Collected data entries:
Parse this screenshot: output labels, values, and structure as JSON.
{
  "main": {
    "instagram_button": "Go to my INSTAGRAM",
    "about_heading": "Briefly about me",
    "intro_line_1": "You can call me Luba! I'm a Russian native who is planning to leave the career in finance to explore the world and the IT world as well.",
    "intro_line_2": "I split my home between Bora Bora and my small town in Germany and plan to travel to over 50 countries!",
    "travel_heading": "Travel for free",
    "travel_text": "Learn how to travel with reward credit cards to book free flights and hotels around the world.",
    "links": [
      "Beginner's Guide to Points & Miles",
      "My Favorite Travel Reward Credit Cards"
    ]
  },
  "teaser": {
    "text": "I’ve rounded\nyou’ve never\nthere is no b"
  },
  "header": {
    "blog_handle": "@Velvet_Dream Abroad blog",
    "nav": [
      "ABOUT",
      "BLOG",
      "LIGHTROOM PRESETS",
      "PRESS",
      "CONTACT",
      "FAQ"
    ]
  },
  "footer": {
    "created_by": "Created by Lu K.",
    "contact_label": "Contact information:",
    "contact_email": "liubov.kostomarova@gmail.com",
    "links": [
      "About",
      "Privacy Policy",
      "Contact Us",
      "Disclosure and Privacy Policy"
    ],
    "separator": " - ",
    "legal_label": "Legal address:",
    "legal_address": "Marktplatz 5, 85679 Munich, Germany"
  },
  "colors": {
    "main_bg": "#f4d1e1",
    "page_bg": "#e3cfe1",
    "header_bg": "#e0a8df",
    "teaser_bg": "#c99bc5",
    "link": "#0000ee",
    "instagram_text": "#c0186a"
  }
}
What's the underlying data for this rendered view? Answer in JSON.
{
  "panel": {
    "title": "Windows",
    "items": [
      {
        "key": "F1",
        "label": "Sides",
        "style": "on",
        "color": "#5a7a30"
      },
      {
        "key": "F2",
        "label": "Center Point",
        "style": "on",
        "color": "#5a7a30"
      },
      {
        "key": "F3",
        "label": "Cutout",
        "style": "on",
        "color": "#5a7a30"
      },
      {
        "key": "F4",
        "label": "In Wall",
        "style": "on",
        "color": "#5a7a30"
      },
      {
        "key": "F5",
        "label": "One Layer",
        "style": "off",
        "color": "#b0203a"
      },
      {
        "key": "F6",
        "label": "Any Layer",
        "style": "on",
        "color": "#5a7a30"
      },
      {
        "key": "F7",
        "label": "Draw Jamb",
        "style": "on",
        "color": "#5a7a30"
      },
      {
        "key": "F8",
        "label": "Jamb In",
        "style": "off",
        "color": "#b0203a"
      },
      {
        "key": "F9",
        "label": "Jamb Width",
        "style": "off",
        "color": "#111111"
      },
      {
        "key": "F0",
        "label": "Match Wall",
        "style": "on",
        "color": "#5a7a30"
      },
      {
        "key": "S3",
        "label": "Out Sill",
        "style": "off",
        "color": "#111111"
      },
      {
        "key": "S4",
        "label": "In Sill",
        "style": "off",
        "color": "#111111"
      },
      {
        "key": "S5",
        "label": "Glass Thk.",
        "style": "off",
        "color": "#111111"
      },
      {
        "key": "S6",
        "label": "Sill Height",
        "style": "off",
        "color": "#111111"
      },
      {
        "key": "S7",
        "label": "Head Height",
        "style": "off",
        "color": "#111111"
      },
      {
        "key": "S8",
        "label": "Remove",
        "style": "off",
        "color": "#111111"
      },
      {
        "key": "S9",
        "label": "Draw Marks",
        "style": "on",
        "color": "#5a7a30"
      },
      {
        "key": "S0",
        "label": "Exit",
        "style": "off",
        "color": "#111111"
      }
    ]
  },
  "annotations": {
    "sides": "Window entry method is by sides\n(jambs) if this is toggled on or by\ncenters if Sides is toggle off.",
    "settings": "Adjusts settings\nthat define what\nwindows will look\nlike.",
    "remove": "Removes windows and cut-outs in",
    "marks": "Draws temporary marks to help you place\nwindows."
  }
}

▶ **Exercise directions**
Locate the word "Sides" in the entries, and copy every line where it is found.

▶ **Result of the exercise**
        "label": "Sides",
    "sides": "Window entry method is by sides\n(jambs) if this is toggled on or by\ncenters if Sides is toggle off.",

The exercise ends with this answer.